__Exercise__:
Write every record out again exactly, and keep images out of it.

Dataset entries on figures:
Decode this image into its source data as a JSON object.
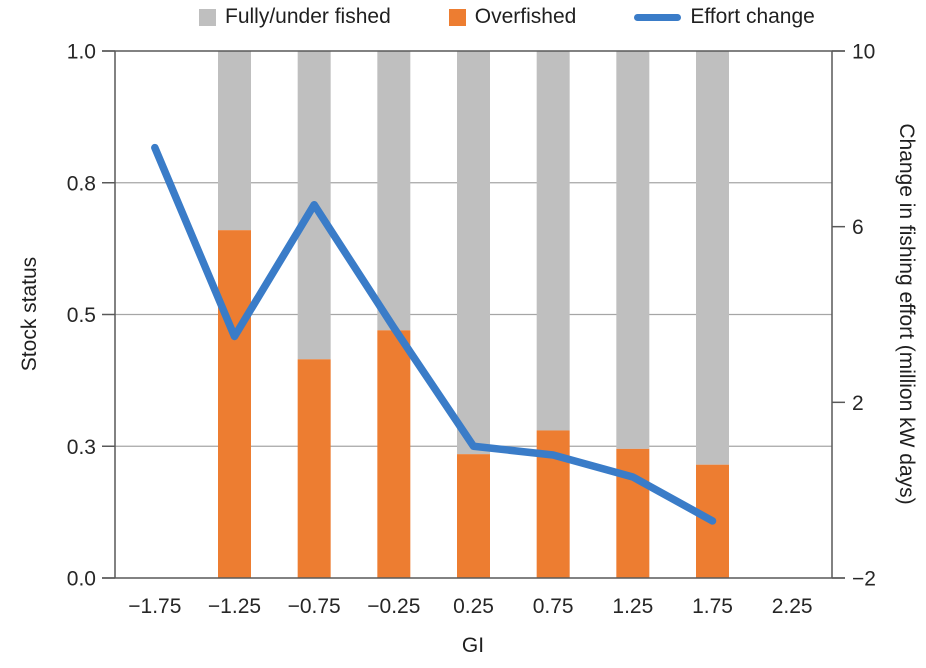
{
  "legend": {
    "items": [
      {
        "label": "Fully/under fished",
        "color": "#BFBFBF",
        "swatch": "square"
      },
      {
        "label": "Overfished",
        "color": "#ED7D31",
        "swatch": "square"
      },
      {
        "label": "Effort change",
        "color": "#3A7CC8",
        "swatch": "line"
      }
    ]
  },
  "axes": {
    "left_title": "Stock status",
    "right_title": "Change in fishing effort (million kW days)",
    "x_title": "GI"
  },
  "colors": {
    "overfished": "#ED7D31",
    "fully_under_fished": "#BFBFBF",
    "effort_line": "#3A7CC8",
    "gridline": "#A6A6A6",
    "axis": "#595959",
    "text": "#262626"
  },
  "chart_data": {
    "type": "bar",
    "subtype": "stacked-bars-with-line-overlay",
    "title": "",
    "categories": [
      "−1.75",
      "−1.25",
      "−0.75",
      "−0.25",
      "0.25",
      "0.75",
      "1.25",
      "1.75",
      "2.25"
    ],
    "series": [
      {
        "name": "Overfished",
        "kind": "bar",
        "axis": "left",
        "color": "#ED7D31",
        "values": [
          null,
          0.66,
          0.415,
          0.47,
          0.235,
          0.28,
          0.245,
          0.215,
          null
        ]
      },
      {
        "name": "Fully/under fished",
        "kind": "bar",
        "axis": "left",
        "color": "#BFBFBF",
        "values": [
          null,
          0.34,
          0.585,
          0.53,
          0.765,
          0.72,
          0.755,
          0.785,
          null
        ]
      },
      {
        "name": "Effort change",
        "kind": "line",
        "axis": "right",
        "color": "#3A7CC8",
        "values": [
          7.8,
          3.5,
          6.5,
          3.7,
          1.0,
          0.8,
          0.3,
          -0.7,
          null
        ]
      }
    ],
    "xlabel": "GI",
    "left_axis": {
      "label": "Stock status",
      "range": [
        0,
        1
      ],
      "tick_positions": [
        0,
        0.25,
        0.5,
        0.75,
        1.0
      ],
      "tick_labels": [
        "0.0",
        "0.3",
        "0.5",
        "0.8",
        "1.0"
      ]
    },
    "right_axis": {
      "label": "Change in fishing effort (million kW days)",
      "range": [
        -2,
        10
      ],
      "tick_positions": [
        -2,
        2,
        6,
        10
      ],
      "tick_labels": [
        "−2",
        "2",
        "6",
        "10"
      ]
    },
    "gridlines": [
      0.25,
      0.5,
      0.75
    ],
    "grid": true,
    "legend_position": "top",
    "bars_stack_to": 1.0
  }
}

__Worked solution__:
Decode this image into its source data as a JSON object.
{
  "legend": {
    "items": [
      {
        "label": "Fully/under fished",
        "color": "#BFBFBF",
        "swatch": "square"
      },
      {
        "label": "Overfished",
        "color": "#ED7D31",
        "swatch": "square"
      },
      {
        "label": "Effort change",
        "color": "#3A7CC8",
        "swatch": "line"
      }
    ]
  },
  "axes": {
    "left_title": "Stock status",
    "right_title": "Change in fishing effort (million kW days)",
    "x_title": "GI"
  },
  "colors": {
    "overfished": "#ED7D31",
    "fully_under_fished": "#BFBFBF",
    "effort_line": "#3A7CC8",
    "gridline": "#A6A6A6",
    "axis": "#595959",
    "text": "#262626"
  },
  "chart_data": {
    "type": "bar",
    "subtype": "stacked-bars-with-line-overlay",
    "title": "",
    "categories": [
      "−1.75",
      "−1.25",
      "−0.75",
      "−0.25",
      "0.25",
      "0.75",
      "1.25",
      "1.75",
      "2.25"
    ],
    "series": [
      {
        "name": "Overfished",
        "kind": "bar",
        "axis": "left",
        "color": "#ED7D31",
        "values": [
          null,
          0.66,
          0.415,
          0.47,
          0.235,
          0.28,
          0.245,
          0.215,
          null
        ]
      },
      {
        "name": "Fully/under fished",
        "kind": "bar",
        "axis": "left",
        "color": "#BFBFBF",
        "values": [
          null,
          0.34,
          0.585,
          0.53,
          0.765,
          0.72,
          0.755,
          0.785,
          null
        ]
      },
      {
        "name": "Effort change",
        "kind": "line",
        "axis": "right",
        "color": "#3A7CC8",
        "values": [
          7.8,
          3.5,
          6.5,
          3.7,
          1.0,
          0.8,
          0.3,
          -0.7,
          null
        ]
      }
    ],
    "xlabel": "GI",
    "left_axis": {
      "label": "Stock status",
      "range": [
        0,
        1
      ],
      "tick_positions": [
        0,
        0.25,
        0.5,
        0.75,
        1.0
      ],
      "tick_labels": [
        "0.0",
        "0.3",
        "0.5",
        "0.8",
        "1.0"
      ]
    },
    "right_axis": {
      "label": "Change in fishing effort (million kW days)",
      "range": [
        -2,
        10
      ],
      "tick_positions": [
        -2,
        2,
        6,
        10
      ],
      "tick_labels": [
        "−2",
        "2",
        "6",
        "10"
      ]
    },
    "gridlines": [
      0.25,
      0.5,
      0.75
    ],
    "grid": true,
    "legend_position": "top",
    "bars_stack_to": 1.0
  }
}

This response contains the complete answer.